BRANO ▸
****************************************
Presbiteri di Eracleopoli (forse comprensivi del loro vescovo, attestato per l’epoca dalla nuova lista etiopica) raccomandano due persone al vescovo di Ossirinco, in un caso perché ne completi l’educazione religiosa. Altre lettere accennano ad altri tipi di catecumeni, di donazioni alla Chiesa, e alludono a un viaggio di Sotas ad Antiochia. Si è, cioè, nel pieno della fioritura delle attività di un episcopato, con la sua rete di relazioni, la sua gerarchia interna, forse il suo scrittorio, nonché le sue relazioni con l’élite locale.
****************************************
BLOCCO DATI ▸
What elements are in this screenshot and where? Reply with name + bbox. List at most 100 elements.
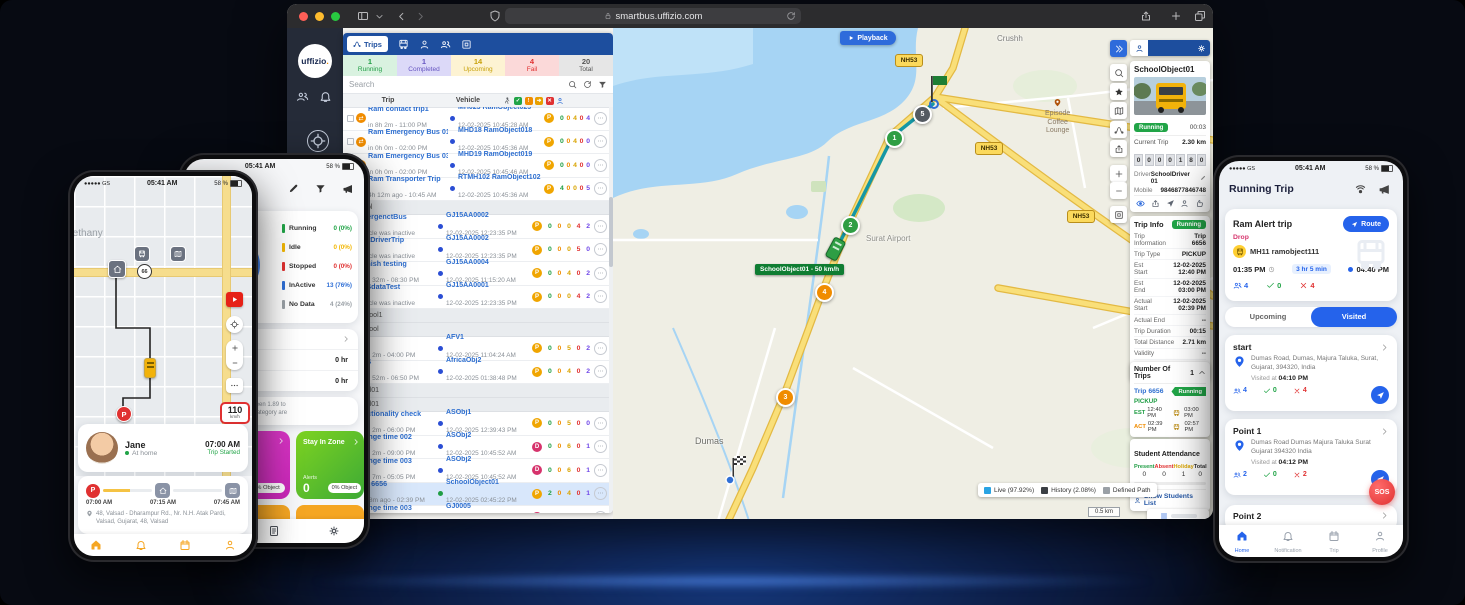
****************************************
CONSEGNA ▸
Trascrivi il brano da "Presbiteri di Eracleopoli" fino a "con l’élite locale." incluso, rinominando "Ossirinco" in "Oxyrhynchus".

RISPOSTA ▸
Presbiteri di Eracleopoli (forse comprensivi del loro vescovo, attestato per l’epoca dalla nuova lista etiopica) raccomandano due persone al vescovo di Oxyrhynchus, in un caso perché ne completi l’educazione religiosa. Altre lettere accennano ad altri tipi di catecumeni, di donazioni alla Chiesa, e alludono a un viaggio di Sotas ad Antiochia. Si è, cioè, nel pieno della fioritura delle attività di un episcopato, con la sua rete di relazioni, la sua gerarchia interna, forse il suo scrittorio, nonché le sue relazioni con l’élite locale.